**DATA PROVIDED:**
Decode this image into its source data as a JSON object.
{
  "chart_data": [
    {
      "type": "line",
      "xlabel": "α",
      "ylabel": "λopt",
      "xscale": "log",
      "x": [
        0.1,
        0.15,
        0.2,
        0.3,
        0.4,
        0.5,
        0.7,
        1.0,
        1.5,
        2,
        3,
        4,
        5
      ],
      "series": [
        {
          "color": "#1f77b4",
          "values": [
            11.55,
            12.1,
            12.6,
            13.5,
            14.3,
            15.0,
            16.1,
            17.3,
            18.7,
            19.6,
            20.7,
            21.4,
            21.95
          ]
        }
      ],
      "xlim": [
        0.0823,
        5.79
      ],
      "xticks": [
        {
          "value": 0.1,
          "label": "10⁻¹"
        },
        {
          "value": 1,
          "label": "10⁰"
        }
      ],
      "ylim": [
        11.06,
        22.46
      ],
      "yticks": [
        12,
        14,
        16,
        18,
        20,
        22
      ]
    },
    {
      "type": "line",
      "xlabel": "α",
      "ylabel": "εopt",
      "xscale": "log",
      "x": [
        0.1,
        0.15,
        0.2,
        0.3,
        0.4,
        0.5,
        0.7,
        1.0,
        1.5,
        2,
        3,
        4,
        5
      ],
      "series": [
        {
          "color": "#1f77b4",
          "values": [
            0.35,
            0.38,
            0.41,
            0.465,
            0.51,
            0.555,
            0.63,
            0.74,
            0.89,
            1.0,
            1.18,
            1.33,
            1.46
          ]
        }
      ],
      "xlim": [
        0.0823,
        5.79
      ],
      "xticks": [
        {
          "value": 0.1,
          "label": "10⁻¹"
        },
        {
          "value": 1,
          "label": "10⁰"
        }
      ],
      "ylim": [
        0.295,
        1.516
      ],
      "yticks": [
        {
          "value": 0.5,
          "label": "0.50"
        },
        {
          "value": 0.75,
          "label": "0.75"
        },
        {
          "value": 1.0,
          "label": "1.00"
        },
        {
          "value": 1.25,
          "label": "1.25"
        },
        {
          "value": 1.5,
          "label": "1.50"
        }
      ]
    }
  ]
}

**SHORT EXERCISE:**
Return the material in full, exactly as shown.

**RESULT OF THE TASK:**
Decode this image into its source data as a JSON object.
{
  "chart_data": [
    {
      "type": "line",
      "xlabel": "α",
      "ylabel": "λopt",
      "xscale": "log",
      "x": [
        0.1,
        0.15,
        0.2,
        0.3,
        0.4,
        0.5,
        0.7,
        1.0,
        1.5,
        2,
        3,
        4,
        5
      ],
      "series": [
        {
          "color": "#1f77b4",
          "values": [
            11.55,
            12.1,
            12.6,
            13.5,
            14.3,
            15.0,
            16.1,
            17.3,
            18.7,
            19.6,
            20.7,
            21.4,
            21.95
          ]
        }
      ],
      "xlim": [
        0.0823,
        5.79
      ],
      "xticks": [
        {
          "value": 0.1,
          "label": "10⁻¹"
        },
        {
          "value": 1,
          "label": "10⁰"
        }
      ],
      "ylim": [
        11.06,
        22.46
      ],
      "yticks": [
        12,
        14,
        16,
        18,
        20,
        22
      ]
    },
    {
      "type": "line",
      "xlabel": "α",
      "ylabel": "εopt",
      "xscale": "log",
      "x": [
        0.1,
        0.15,
        0.2,
        0.3,
        0.4,
        0.5,
        0.7,
        1.0,
        1.5,
        2,
        3,
        4,
        5
      ],
      "series": [
        {
          "color": "#1f77b4",
          "values": [
            0.35,
            0.38,
            0.41,
            0.465,
            0.51,
            0.555,
            0.63,
            0.74,
            0.89,
            1.0,
            1.18,
            1.33,
            1.46
          ]
        }
      ],
      "xlim": [
        0.0823,
        5.79
      ],
      "xticks": [
        {
          "value": 0.1,
          "label": "10⁻¹"
        },
        {
          "value": 1,
          "label": "10⁰"
        }
      ],
      "ylim": [
        0.295,
        1.516
      ],
      "yticks": [
        {
          "value": 0.5,
          "label": "0.50"
        },
        {
          "value": 0.75,
          "label": "0.75"
        },
        {
          "value": 1.0,
          "label": "1.00"
        },
        {
          "value": 1.25,
          "label": "1.25"
        },
        {
          "value": 1.5,
          "label": "1.50"
        }
      ]
    }
  ]
}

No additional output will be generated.